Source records
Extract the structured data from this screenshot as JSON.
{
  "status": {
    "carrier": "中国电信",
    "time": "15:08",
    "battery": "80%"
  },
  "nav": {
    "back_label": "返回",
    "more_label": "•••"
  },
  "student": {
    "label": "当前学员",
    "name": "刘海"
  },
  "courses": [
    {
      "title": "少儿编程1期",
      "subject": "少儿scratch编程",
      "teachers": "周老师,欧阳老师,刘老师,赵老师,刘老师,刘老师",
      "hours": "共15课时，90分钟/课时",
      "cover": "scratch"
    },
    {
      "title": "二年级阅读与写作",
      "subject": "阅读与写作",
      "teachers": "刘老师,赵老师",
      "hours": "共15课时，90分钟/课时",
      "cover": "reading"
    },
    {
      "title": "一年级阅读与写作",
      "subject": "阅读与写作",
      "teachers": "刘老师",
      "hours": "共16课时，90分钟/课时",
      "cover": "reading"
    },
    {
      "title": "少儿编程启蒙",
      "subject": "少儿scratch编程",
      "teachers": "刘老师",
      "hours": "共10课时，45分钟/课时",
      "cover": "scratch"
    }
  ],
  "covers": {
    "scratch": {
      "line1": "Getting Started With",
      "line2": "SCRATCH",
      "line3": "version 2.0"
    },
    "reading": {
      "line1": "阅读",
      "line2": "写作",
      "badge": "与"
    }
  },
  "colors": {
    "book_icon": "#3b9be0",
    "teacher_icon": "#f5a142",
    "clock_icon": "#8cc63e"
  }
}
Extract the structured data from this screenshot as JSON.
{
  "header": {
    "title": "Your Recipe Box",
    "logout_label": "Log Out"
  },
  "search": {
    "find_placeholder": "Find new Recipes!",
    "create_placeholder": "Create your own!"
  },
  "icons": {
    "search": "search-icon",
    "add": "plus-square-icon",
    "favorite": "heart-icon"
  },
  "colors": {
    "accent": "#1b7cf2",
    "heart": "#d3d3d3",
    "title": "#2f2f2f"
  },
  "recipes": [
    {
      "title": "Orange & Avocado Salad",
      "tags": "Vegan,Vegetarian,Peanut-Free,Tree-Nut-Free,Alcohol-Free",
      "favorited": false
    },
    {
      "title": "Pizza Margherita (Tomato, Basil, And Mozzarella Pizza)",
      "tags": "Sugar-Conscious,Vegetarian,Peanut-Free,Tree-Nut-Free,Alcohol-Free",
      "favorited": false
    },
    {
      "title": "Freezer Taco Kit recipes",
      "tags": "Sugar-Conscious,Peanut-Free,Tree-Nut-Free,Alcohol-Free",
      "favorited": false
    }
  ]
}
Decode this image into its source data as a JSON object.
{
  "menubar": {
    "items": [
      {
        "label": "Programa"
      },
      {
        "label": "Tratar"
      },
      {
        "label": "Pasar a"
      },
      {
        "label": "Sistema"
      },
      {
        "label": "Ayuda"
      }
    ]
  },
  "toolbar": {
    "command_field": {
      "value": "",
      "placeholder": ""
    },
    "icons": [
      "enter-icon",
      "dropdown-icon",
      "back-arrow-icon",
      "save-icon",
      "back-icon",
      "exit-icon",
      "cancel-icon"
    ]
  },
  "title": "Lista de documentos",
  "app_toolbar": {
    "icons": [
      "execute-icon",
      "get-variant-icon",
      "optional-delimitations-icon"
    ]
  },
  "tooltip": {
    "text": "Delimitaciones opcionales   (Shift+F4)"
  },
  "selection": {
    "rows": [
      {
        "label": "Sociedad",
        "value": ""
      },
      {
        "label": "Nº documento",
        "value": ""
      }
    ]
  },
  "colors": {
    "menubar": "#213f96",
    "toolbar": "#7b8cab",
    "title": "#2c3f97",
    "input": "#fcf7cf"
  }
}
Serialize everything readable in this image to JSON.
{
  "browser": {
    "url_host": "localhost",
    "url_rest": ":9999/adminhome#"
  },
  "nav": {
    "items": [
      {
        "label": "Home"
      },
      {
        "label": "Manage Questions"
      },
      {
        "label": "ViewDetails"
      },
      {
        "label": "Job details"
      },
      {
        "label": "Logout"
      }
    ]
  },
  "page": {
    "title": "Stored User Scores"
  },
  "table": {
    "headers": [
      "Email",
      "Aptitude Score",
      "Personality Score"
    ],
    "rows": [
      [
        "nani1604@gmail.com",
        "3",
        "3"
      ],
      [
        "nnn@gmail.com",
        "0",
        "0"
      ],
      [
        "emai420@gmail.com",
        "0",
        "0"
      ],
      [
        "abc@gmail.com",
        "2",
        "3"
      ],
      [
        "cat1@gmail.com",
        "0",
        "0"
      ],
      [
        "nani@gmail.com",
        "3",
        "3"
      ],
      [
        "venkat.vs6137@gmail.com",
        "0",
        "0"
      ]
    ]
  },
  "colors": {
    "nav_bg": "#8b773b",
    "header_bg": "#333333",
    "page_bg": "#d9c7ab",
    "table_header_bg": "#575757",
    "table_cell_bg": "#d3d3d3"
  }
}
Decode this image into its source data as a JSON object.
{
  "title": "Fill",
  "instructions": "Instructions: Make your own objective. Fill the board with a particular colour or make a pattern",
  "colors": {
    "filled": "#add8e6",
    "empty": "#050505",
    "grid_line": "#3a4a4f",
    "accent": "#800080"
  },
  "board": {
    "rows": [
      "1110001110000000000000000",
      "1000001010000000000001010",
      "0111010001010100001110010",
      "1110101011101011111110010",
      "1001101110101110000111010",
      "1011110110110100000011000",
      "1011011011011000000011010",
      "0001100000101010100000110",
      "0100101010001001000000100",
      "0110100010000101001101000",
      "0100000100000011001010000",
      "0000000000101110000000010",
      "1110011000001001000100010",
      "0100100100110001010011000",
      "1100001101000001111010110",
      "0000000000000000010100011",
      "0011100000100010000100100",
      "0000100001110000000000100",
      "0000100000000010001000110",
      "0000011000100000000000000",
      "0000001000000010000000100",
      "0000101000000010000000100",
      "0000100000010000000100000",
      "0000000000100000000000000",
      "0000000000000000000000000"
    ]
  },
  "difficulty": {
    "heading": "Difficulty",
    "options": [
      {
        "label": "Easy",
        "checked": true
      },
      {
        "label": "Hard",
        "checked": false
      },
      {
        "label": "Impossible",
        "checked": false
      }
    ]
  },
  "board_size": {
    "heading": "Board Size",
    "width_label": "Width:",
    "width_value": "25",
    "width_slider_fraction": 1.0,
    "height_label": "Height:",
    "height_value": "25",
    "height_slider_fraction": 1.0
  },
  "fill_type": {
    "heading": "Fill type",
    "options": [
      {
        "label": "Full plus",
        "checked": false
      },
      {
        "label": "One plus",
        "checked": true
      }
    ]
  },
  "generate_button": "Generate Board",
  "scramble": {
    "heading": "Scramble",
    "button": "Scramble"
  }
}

Exercise: The records above should all be quoted exactly, please.

Solution to this task:
Extract the structured data from this screenshot as JSON.
{
  "status": {
    "carrier": "中国电信",
    "time": "15:08",
    "battery": "80%"
  },
  "nav": {
    "back_label": "返回",
    "more_label": "•••"
  },
  "student": {
    "label": "当前学员",
    "name": "刘海"
  },
  "courses": [
    {
      "title": "少儿编程1期",
      "subject": "少儿scratch编程",
      "teachers": "周老师,欧阳老师,刘老师,赵老师,刘老师,刘老师",
      "hours": "共15课时，90分钟/课时",
      "cover": "scratch"
    },
    {
      "title": "二年级阅读与写作",
      "subject": "阅读与写作",
      "teachers": "刘老师,赵老师",
      "hours": "共15课时，90分钟/课时",
      "cover": "reading"
    },
    {
      "title": "一年级阅读与写作",
      "subject": "阅读与写作",
      "teachers": "刘老师",
      "hours": "共16课时，90分钟/课时",
      "cover": "reading"
    },
    {
      "title": "少儿编程启蒙",
      "subject": "少儿scratch编程",
      "teachers": "刘老师",
      "hours": "共10课时，45分钟/课时",
      "cover": "scratch"
    }
  ],
  "covers": {
    "scratch": {
      "line1": "Getting Started With",
      "line2": "SCRATCH",
      "line3": "version 2.0"
    },
    "reading": {
      "line1": "阅读",
      "line2": "写作",
      "badge": "与"
    }
  },
  "colors": {
    "book_icon": "#3b9be0",
    "teacher_icon": "#f5a142",
    "clock_icon": "#8cc63e"
  }
}
Extract the structured data from this screenshot as JSON.
{
  "header": {
    "title": "Your Recipe Box",
    "logout_label": "Log Out"
  },
  "search": {
    "find_placeholder": "Find new Recipes!",
    "create_placeholder": "Create your own!"
  },
  "icons": {
    "search": "search-icon",
    "add": "plus-square-icon",
    "favorite": "heart-icon"
  },
  "colors": {
    "accent": "#1b7cf2",
    "heart": "#d3d3d3",
    "title": "#2f2f2f"
  },
  "recipes": [
    {
      "title": "Orange & Avocado Salad",
      "tags": "Vegan,Vegetarian,Peanut-Free,Tree-Nut-Free,Alcohol-Free",
      "favorited": false
    },
    {
      "title": "Pizza Margherita (Tomato, Basil, And Mozzarella Pizza)",
      "tags": "Sugar-Conscious,Vegetarian,Peanut-Free,Tree-Nut-Free,Alcohol-Free",
      "favorited": false
    },
    {
      "title": "Freezer Taco Kit recipes",
      "tags": "Sugar-Conscious,Peanut-Free,Tree-Nut-Free,Alcohol-Free",
      "favorited": false
    }
  ]
}
Decode this image into its source data as a JSON object.
{
  "menubar": {
    "items": [
      {
        "label": "Programa"
      },
      {
        "label": "Tratar"
      },
      {
        "label": "Pasar a"
      },
      {
        "label": "Sistema"
      },
      {
        "label": "Ayuda"
      }
    ]
  },
  "toolbar": {
    "command_field": {
      "value": "",
      "placeholder": ""
    },
    "icons": [
      "enter-icon",
      "dropdown-icon",
      "back-arrow-icon",
      "save-icon",
      "back-icon",
      "exit-icon",
      "cancel-icon"
    ]
  },
  "title": "Lista de documentos",
  "app_toolbar": {
    "icons": [
      "execute-icon",
      "get-variant-icon",
      "optional-delimitations-icon"
    ]
  },
  "tooltip": {
    "text": "Delimitaciones opcionales   (Shift+F4)"
  },
  "selection": {
    "rows": [
      {
        "label": "Sociedad",
        "value": ""
      },
      {
        "label": "Nº documento",
        "value": ""
      }
    ]
  },
  "colors": {
    "menubar": "#213f96",
    "toolbar": "#7b8cab",
    "title": "#2c3f97",
    "input": "#fcf7cf"
  }
}
Serialize everything readable in this image to JSON.
{
  "browser": {
    "url_host": "localhost",
    "url_rest": ":9999/adminhome#"
  },
  "nav": {
    "items": [
      {
        "label": "Home"
      },
      {
        "label": "Manage Questions"
      },
      {
        "label": "ViewDetails"
      },
      {
        "label": "Job details"
      },
      {
        "label": "Logout"
      }
    ]
  },
  "page": {
    "title": "Stored User Scores"
  },
  "table": {
    "headers": [
      "Email",
      "Aptitude Score",
      "Personality Score"
    ],
    "rows": [
      [
        "nani1604@gmail.com",
        "3",
        "3"
      ],
      [
        "nnn@gmail.com",
        "0",
        "0"
      ],
      [
        "emai420@gmail.com",
        "0",
        "0"
      ],
      [
        "abc@gmail.com",
        "2",
        "3"
      ],
      [
        "cat1@gmail.com",
        "0",
        "0"
      ],
      [
        "nani@gmail.com",
        "3",
        "3"
      ],
      [
        "venkat.vs6137@gmail.com",
        "0",
        "0"
      ]
    ]
  },
  "colors": {
    "nav_bg": "#8b773b",
    "header_bg": "#333333",
    "page_bg": "#d9c7ab",
    "table_header_bg": "#575757",
    "table_cell_bg": "#d3d3d3"
  }
}
Decode this image into its source data as a JSON object.
{
  "title": "Fill",
  "instructions": "Instructions: Make your own objective. Fill the board with a particular colour or make a pattern",
  "colors": {
    "filled": "#add8e6",
    "empty": "#050505",
    "grid_line": "#3a4a4f",
    "accent": "#800080"
  },
  "board": {
    "rows": [
      "1110001110000000000000000",
      "1000001010000000000001010",
      "0111010001010100001110010",
      "1110101011101011111110010",
      "1001101110101110000111010",
      "1011110110110100000011000",
      "1011011011011000000011010",
      "0001100000101010100000110",
      "0100101010001001000000100",
      "0110100010000101001101000",
      "0100000100000011001010000",
      "0000000000101110000000010",
      "1110011000001001000100010",
      "0100100100110001010011000",
      "1100001101000001111010110",
      "0000000000000000010100011",
      "0011100000100010000100100",
      "0000100001110000000000100",
      "0000100000000010001000110",
      "0000011000100000000000000",
      "0000001000000010000000100",
      "0000101000000010000000100",
      "0000100000010000000100000",
      "0000000000100000000000000",
      "0000000000000000000000000"
    ]
  },
  "difficulty": {
    "heading": "Difficulty",
    "options": [
      {
        "label": "Easy",
        "checked": true
      },
      {
        "label": "Hard",
        "checked": false
      },
      {
        "label": "Impossible",
        "checked": false
      }
    ]
  },
  "board_size": {
    "heading": "Board Size",
    "width_label": "Width:",
    "width_value": "25",
    "width_slider_fraction": 1.0,
    "height_label": "Height:",
    "height_value": "25",
    "height_slider_fraction": 1.0
  },
  "fill_type": {
    "heading": "Fill type",
    "options": [
      {
        "label": "Full plus",
        "checked": false
      },
      {
        "label": "One plus",
        "checked": true
      }
    ]
  },
  "generate_button": "Generate Board",
  "scramble": {
    "heading": "Scramble",
    "button": "Scramble"
  }
}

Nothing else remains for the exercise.